* _WHAT IS ASKED_: The listing below is to be output in its exact form.

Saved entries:
::::::::::

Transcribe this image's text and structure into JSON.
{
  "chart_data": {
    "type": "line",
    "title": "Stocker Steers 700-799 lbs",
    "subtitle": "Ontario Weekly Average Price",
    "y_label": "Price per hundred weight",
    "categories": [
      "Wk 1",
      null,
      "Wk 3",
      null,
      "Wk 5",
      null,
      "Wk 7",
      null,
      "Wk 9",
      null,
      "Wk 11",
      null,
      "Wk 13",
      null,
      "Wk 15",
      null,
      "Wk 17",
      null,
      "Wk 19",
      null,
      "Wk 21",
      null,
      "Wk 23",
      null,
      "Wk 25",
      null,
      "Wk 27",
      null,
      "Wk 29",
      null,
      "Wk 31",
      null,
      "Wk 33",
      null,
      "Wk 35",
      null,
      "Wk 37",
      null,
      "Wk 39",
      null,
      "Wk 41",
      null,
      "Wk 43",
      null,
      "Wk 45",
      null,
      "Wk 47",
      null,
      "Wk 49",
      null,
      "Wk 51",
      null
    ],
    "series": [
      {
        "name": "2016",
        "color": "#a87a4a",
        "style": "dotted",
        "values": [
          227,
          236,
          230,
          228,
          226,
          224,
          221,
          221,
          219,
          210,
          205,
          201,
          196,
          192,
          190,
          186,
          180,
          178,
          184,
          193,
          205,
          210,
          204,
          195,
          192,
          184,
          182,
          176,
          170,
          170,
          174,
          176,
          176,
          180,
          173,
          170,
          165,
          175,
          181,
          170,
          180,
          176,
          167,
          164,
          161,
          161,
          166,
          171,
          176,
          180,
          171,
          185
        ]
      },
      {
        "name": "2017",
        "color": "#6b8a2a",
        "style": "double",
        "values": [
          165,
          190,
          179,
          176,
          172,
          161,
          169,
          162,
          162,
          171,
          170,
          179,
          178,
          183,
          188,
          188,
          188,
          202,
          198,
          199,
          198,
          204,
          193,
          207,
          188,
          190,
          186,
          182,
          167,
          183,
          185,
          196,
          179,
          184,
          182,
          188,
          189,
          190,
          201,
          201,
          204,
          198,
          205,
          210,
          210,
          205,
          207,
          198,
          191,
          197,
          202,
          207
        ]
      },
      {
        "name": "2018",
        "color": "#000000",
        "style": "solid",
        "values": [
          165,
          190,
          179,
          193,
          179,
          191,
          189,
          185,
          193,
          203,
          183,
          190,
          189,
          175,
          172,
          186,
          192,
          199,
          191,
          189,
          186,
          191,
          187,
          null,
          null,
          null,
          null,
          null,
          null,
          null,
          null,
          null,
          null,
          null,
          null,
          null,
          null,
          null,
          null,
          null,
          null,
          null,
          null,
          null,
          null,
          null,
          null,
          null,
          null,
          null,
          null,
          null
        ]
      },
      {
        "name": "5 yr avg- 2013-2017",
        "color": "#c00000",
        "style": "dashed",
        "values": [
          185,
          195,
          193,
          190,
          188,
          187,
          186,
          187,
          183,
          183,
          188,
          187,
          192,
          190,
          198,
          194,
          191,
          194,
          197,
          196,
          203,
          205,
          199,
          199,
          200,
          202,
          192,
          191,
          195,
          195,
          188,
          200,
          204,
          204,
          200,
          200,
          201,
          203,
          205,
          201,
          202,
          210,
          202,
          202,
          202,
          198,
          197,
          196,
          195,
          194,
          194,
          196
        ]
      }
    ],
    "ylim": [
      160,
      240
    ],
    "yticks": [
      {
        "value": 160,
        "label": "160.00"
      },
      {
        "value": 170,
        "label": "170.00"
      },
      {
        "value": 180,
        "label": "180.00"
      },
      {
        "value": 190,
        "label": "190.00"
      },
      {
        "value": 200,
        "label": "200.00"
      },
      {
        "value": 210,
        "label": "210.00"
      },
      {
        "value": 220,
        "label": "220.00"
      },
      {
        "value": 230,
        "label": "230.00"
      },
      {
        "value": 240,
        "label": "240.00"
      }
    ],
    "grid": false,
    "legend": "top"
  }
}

::::::::::

* _ANSWER TO THE PROBLEM_:
Transcribe this image's text and structure into JSON.
{
  "chart_data": {
    "type": "line",
    "title": "Stocker Steers 700-799 lbs",
    "subtitle": "Ontario Weekly Average Price",
    "y_label": "Price per hundred weight",
    "categories": [
      "Wk 1",
      null,
      "Wk 3",
      null,
      "Wk 5",
      null,
      "Wk 7",
      null,
      "Wk 9",
      null,
      "Wk 11",
      null,
      "Wk 13",
      null,
      "Wk 15",
      null,
      "Wk 17",
      null,
      "Wk 19",
      null,
      "Wk 21",
      null,
      "Wk 23",
      null,
      "Wk 25",
      null,
      "Wk 27",
      null,
      "Wk 29",
      null,
      "Wk 31",
      null,
      "Wk 33",
      null,
      "Wk 35",
      null,
      "Wk 37",
      null,
      "Wk 39",
      null,
      "Wk 41",
      null,
      "Wk 43",
      null,
      "Wk 45",
      null,
      "Wk 47",
      null,
      "Wk 49",
      null,
      "Wk 51",
      null
    ],
    "series": [
      {
        "name": "2016",
        "color": "#a87a4a",
        "style": "dotted",
        "values": [
          227,
          236,
          230,
          228,
          226,
          224,
          221,
          221,
          219,
          210,
          205,
          201,
          196,
          192,
          190,
          186,
          180,
          178,
          184,
          193,
          205,
          210,
          204,
          195,
          192,
          184,
          182,
          176,
          170,
          170,
          174,
          176,
          176,
          180,
          173,
          170,
          165,
          175,
          181,
          170,
          180,
          176,
          167,
          164,
          161,
          161,
          166,
          171,
          176,
          180,
          171,
          185
        ]
      },
      {
        "name": "2017",
        "color": "#6b8a2a",
        "style": "double",
        "values": [
          165,
          190,
          179,
          176,
          172,
          161,
          169,
          162,
          162,
          171,
          170,
          179,
          178,
          183,
          188,
          188,
          188,
          202,
          198,
          199,
          198,
          204,
          193,
          207,
          188,
          190,
          186,
          182,
          167,
          183,
          185,
          196,
          179,
          184,
          182,
          188,
          189,
          190,
          201,
          201,
          204,
          198,
          205,
          210,
          210,
          205,
          207,
          198,
          191,
          197,
          202,
          207
        ]
      },
      {
        "name": "2018",
        "color": "#000000",
        "style": "solid",
        "values": [
          165,
          190,
          179,
          193,
          179,
          191,
          189,
          185,
          193,
          203,
          183,
          190,
          189,
          175,
          172,
          186,
          192,
          199,
          191,
          189,
          186,
          191,
          187,
          null,
          null,
          null,
          null,
          null,
          null,
          null,
          null,
          null,
          null,
          null,
          null,
          null,
          null,
          null,
          null,
          null,
          null,
          null,
          null,
          null,
          null,
          null,
          null,
          null,
          null,
          null,
          null,
          null
        ]
      },
      {
        "name": "5 yr avg- 2013-2017",
        "color": "#c00000",
        "style": "dashed",
        "values": [
          185,
          195,
          193,
          190,
          188,
          187,
          186,
          187,
          183,
          183,
          188,
          187,
          192,
          190,
          198,
          194,
          191,
          194,
          197,
          196,
          203,
          205,
          199,
          199,
          200,
          202,
          192,
          191,
          195,
          195,
          188,
          200,
          204,
          204,
          200,
          200,
          201,
          203,
          205,
          201,
          202,
          210,
          202,
          202,
          202,
          198,
          197,
          196,
          195,
          194,
          194,
          196
        ]
      }
    ],
    "ylim": [
      160,
      240
    ],
    "yticks": [
      {
        "value": 160,
        "label": "160.00"
      },
      {
        "value": 170,
        "label": "170.00"
      },
      {
        "value": 180,
        "label": "180.00"
      },
      {
        "value": 190,
        "label": "190.00"
      },
      {
        "value": 200,
        "label": "200.00"
      },
      {
        "value": 210,
        "label": "210.00"
      },
      {
        "value": 220,
        "label": "220.00"
      },
      {
        "value": 230,
        "label": "230.00"
      },
      {
        "value": 240,
        "label": "240.00"
      }
    ],
    "grid": false,
    "legend": "top"
  }
}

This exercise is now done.